Every record below should be printed exactly as it appears.

**ENTRIES PROVIDED**
** START **
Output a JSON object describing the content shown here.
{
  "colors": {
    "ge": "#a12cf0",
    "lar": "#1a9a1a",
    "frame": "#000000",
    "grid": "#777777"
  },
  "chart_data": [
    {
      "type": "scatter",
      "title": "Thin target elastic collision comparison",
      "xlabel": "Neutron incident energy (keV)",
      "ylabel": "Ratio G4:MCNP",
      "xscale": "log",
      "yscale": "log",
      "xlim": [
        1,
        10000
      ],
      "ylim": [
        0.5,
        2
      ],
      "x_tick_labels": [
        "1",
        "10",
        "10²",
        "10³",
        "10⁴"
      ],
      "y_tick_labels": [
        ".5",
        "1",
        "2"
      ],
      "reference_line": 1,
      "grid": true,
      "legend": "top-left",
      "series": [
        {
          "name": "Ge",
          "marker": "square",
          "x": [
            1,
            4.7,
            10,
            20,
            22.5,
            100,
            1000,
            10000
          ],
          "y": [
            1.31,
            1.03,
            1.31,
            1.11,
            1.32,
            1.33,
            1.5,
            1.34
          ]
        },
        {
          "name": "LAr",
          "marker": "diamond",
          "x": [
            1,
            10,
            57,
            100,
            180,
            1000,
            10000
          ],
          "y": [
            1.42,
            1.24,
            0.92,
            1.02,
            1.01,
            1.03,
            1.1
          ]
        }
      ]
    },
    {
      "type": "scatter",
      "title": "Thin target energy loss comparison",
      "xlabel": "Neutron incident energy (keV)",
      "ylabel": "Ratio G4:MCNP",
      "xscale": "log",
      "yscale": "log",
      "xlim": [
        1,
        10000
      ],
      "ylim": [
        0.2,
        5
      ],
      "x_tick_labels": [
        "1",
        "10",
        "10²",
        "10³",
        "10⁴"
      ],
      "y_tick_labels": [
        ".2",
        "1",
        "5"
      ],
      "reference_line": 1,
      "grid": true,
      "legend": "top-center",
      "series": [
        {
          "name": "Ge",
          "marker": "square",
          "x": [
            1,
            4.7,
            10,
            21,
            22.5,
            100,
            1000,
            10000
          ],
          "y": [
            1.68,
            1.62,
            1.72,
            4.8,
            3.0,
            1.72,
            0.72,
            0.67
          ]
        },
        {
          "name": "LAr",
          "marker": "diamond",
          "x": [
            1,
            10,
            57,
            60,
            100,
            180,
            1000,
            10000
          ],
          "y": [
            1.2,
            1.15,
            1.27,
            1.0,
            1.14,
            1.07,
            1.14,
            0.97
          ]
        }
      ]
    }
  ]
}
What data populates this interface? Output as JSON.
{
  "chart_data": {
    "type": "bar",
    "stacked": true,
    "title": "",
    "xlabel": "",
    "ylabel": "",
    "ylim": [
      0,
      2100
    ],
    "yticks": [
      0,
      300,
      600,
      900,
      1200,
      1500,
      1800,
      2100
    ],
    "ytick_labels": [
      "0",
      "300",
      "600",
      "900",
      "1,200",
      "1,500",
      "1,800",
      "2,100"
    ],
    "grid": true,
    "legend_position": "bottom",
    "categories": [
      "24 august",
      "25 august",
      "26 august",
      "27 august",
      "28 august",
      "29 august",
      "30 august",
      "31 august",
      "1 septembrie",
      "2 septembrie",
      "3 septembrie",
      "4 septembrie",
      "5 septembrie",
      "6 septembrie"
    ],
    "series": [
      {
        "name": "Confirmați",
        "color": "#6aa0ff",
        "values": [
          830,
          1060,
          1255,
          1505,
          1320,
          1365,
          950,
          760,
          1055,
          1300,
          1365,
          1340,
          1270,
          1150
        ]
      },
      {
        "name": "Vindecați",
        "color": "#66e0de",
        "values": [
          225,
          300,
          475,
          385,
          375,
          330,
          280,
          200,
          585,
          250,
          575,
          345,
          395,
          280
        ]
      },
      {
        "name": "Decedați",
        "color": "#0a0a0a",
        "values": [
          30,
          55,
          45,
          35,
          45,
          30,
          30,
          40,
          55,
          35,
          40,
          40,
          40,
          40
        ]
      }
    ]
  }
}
** END **
**EXERCISE ANSWER**
Output a JSON object describing the content shown here.
{
  "colors": {
    "ge": "#a12cf0",
    "lar": "#1a9a1a",
    "frame": "#000000",
    "grid": "#777777"
  },
  "chart_data": [
    {
      "type": "scatter",
      "title": "Thin target elastic collision comparison",
      "xlabel": "Neutron incident energy (keV)",
      "ylabel": "Ratio G4:MCNP",
      "xscale": "log",
      "yscale": "log",
      "xlim": [
        1,
        10000
      ],
      "ylim": [
        0.5,
        2
      ],
      "x_tick_labels": [
        "1",
        "10",
        "10²",
        "10³",
        "10⁴"
      ],
      "y_tick_labels": [
        ".5",
        "1",
        "2"
      ],
      "reference_line": 1,
      "grid": true,
      "legend": "top-left",
      "series": [
        {
          "name": "Ge",
          "marker": "square",
          "x": [
            1,
            4.7,
            10,
            20,
            22.5,
            100,
            1000,
            10000
          ],
          "y": [
            1.31,
            1.03,
            1.31,
            1.11,
            1.32,
            1.33,
            1.5,
            1.34
          ]
        },
        {
          "name": "LAr",
          "marker": "diamond",
          "x": [
            1,
            10,
            57,
            100,
            180,
            1000,
            10000
          ],
          "y": [
            1.42,
            1.24,
            0.92,
            1.02,
            1.01,
            1.03,
            1.1
          ]
        }
      ]
    },
    {
      "type": "scatter",
      "title": "Thin target energy loss comparison",
      "xlabel": "Neutron incident energy (keV)",
      "ylabel": "Ratio G4:MCNP",
      "xscale": "log",
      "yscale": "log",
      "xlim": [
        1,
        10000
      ],
      "ylim": [
        0.2,
        5
      ],
      "x_tick_labels": [
        "1",
        "10",
        "10²",
        "10³",
        "10⁴"
      ],
      "y_tick_labels": [
        ".2",
        "1",
        "5"
      ],
      "reference_line": 1,
      "grid": true,
      "legend": "top-center",
      "series": [
        {
          "name": "Ge",
          "marker": "square",
          "x": [
            1,
            4.7,
            10,
            21,
            22.5,
            100,
            1000,
            10000
          ],
          "y": [
            1.68,
            1.62,
            1.72,
            4.8,
            3.0,
            1.72,
            0.72,
            0.67
          ]
        },
        {
          "name": "LAr",
          "marker": "diamond",
          "x": [
            1,
            10,
            57,
            60,
            100,
            180,
            1000,
            10000
          ],
          "y": [
            1.2,
            1.15,
            1.27,
            1.0,
            1.14,
            1.07,
            1.14,
            0.97
          ]
        }
      ]
    }
  ]
}
What data populates this interface? Output as JSON.
{
  "chart_data": {
    "type": "bar",
    "stacked": true,
    "title": "",
    "xlabel": "",
    "ylabel": "",
    "ylim": [
      0,
      2100
    ],
    "yticks": [
      0,
      300,
      600,
      900,
      1200,
      1500,
      1800,
      2100
    ],
    "ytick_labels": [
      "0",
      "300",
      "600",
      "900",
      "1,200",
      "1,500",
      "1,800",
      "2,100"
    ],
    "grid": true,
    "legend_position": "bottom",
    "categories": [
      "24 august",
      "25 august",
      "26 august",
      "27 august",
      "28 august",
      "29 august",
      "30 august",
      "31 august",
      "1 septembrie",
      "2 septembrie",
      "3 septembrie",
      "4 septembrie",
      "5 septembrie",
      "6 septembrie"
    ],
    "series": [
      {
        "name": "Confirmați",
        "color": "#6aa0ff",
        "values": [
          830,
          1060,
          1255,
          1505,
          1320,
          1365,
          950,
          760,
          1055,
          1300,
          1365,
          1340,
          1270,
          1150
        ]
      },
      {
        "name": "Vindecați",
        "color": "#66e0de",
        "values": [
          225,
          300,
          475,
          385,
          375,
          330,
          280,
          200,
          585,
          250,
          575,
          345,
          395,
          280
        ]
      },
      {
        "name": "Decedați",
        "color": "#0a0a0a",
        "values": [
          30,
          55,
          45,
          35,
          45,
          30,
          30,
          40,
          55,
          35,
          40,
          40,
          40,
          40
        ]
      }
    ]
  }
}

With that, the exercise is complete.